- _RECORDS PROVIDED_

◆ ◆ ◆ ◆

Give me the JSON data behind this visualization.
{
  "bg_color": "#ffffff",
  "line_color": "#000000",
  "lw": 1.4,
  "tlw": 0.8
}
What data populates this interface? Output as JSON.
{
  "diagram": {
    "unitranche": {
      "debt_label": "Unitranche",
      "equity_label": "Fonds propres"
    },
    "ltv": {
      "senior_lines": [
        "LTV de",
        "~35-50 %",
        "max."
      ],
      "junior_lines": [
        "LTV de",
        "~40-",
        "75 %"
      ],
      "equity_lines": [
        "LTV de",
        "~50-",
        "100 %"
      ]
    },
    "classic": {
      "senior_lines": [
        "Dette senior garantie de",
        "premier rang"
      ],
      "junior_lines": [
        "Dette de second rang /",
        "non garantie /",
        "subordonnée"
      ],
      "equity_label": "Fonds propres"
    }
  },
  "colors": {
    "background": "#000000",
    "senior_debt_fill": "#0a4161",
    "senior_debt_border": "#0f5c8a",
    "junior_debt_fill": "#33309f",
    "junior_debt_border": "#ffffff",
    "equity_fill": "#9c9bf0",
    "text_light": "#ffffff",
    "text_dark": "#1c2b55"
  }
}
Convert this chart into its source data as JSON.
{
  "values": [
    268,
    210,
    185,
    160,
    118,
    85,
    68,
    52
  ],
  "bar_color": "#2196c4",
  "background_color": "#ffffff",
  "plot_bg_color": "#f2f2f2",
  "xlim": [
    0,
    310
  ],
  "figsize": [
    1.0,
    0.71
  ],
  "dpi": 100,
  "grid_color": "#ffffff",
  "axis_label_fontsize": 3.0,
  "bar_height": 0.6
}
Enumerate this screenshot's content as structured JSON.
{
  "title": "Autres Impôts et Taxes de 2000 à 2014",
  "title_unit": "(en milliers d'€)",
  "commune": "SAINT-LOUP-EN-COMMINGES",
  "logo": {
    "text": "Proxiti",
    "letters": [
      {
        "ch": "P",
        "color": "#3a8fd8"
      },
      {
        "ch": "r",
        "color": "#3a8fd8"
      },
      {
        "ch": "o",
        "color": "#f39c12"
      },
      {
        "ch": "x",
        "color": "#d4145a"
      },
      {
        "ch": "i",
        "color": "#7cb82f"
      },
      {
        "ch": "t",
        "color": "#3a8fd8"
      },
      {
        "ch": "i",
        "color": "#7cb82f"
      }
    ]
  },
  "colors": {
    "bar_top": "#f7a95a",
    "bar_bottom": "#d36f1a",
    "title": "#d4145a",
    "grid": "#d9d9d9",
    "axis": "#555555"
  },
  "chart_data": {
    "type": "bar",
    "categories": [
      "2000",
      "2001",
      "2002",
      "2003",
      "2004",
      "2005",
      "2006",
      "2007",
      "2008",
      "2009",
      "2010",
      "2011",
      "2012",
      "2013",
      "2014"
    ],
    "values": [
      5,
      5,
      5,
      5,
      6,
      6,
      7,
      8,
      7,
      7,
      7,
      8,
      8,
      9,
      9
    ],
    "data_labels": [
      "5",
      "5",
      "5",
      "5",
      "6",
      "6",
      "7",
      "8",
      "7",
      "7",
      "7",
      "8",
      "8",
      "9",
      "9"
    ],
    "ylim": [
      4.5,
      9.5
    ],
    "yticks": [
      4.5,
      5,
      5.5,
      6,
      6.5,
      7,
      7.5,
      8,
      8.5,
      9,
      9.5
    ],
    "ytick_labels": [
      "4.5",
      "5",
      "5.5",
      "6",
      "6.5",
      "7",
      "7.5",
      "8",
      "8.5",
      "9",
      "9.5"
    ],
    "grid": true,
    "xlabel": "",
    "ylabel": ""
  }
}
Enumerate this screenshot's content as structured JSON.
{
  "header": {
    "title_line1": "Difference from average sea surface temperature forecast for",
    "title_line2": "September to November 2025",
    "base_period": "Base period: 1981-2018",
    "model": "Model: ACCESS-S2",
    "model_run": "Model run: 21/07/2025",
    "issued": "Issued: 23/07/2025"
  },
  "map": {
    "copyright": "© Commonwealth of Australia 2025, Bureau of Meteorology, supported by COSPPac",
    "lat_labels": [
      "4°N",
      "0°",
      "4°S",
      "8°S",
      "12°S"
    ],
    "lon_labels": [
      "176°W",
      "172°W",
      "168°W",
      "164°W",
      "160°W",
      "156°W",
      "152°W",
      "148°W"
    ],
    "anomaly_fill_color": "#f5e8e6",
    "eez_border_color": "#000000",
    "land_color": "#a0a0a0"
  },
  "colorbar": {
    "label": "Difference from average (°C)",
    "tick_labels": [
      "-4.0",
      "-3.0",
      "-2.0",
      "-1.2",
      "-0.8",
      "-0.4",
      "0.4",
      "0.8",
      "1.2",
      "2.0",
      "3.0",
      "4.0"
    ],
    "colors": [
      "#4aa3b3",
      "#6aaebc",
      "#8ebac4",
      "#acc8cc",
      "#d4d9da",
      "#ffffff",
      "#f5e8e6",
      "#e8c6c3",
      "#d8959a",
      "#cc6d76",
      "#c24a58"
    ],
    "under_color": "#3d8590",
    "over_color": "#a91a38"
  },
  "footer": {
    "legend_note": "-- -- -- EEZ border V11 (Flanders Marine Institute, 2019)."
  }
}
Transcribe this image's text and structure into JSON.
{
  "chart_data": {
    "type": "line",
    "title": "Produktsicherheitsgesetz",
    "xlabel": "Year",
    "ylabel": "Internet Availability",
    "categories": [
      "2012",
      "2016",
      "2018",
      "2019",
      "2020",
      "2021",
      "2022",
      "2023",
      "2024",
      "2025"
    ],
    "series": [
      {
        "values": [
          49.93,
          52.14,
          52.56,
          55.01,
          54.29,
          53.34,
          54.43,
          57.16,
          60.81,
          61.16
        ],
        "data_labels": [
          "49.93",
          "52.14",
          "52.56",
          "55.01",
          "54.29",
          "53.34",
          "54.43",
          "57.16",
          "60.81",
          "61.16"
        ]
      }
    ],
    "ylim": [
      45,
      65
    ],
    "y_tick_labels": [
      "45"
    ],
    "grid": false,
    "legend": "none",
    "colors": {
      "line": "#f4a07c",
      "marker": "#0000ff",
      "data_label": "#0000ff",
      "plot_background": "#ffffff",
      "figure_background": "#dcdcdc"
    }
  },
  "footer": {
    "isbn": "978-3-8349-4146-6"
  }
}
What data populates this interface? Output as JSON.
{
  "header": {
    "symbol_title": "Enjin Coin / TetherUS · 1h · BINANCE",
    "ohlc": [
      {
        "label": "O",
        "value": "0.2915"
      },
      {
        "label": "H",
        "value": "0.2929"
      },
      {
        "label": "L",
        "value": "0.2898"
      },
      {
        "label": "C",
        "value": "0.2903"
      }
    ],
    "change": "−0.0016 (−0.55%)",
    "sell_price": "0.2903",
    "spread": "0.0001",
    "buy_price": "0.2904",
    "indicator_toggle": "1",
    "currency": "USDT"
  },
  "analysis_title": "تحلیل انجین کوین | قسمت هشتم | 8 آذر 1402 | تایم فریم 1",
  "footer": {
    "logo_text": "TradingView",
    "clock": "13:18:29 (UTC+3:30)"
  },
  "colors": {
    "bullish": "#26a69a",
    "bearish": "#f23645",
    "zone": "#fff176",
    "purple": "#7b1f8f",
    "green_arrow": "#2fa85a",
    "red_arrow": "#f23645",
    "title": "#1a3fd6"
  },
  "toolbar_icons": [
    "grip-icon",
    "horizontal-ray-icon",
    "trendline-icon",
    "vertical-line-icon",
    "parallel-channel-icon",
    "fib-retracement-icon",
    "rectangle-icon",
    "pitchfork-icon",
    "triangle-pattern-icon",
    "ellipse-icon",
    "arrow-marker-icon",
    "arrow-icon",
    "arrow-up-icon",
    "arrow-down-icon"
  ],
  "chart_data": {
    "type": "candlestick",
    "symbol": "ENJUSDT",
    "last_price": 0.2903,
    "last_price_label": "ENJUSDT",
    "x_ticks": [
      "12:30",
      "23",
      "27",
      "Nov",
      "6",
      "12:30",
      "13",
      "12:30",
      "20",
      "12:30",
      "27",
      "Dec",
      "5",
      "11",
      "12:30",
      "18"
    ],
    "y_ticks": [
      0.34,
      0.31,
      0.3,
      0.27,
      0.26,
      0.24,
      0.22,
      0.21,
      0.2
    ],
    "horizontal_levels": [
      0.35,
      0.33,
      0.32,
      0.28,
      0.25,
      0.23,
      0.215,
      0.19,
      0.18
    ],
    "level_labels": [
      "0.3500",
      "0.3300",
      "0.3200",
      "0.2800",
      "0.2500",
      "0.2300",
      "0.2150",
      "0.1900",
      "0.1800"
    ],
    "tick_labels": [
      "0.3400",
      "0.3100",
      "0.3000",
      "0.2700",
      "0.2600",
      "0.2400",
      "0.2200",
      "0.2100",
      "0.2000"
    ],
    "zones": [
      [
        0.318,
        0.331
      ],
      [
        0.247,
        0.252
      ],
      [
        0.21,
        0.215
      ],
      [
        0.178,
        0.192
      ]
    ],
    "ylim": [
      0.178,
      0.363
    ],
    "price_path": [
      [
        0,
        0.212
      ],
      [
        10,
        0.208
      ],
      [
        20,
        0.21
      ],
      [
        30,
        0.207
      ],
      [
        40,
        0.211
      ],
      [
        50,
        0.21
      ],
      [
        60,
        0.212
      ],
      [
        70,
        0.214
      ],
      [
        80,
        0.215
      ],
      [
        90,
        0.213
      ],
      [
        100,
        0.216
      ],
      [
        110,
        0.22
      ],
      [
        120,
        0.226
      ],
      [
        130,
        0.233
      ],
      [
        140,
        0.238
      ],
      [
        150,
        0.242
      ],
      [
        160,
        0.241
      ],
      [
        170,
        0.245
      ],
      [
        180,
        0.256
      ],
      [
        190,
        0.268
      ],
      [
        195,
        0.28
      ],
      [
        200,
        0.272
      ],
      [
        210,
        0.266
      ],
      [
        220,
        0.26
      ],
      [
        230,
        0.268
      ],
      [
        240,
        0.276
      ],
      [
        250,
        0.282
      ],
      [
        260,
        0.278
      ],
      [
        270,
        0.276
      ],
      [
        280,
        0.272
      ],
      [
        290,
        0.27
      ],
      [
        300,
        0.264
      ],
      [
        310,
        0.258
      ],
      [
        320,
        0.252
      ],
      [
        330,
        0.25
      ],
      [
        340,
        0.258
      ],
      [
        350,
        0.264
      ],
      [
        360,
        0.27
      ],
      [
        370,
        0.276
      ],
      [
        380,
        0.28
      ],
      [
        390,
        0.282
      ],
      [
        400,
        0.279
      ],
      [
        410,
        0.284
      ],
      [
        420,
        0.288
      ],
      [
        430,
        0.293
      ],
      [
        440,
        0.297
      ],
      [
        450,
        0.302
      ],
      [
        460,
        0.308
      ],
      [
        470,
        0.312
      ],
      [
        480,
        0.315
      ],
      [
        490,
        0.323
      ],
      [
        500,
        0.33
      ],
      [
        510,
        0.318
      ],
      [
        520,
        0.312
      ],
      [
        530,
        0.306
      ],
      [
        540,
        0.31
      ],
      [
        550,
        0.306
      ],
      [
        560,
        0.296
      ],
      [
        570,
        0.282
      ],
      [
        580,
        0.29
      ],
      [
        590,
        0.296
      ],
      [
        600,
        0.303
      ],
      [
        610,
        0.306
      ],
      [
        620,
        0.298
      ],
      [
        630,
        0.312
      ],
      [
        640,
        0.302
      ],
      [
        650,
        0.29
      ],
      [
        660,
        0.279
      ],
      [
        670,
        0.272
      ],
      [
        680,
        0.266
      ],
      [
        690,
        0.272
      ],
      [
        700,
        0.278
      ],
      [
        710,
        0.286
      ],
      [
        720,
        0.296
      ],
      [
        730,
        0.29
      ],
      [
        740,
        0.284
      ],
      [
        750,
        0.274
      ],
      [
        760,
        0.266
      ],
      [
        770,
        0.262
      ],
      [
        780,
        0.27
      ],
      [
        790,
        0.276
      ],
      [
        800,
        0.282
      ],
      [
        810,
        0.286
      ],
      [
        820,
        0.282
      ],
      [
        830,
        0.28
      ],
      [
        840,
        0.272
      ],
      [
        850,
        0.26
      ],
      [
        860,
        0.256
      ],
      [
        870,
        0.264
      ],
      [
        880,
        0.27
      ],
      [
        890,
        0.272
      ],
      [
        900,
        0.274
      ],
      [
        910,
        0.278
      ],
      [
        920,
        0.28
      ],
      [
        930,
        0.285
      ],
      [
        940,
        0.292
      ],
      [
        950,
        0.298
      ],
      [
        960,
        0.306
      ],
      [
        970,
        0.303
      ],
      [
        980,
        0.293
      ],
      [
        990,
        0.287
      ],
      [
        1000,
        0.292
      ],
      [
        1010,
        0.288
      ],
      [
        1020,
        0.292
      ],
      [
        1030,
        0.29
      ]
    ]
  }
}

◆ ◆ ◆ ◆

- _TASK_
Copy every line of the listing where the word "type" appears.

- _RESULT OF THE EXERCISE_
    "type": "bar",
    "type": "line",
    "type": "candlestick",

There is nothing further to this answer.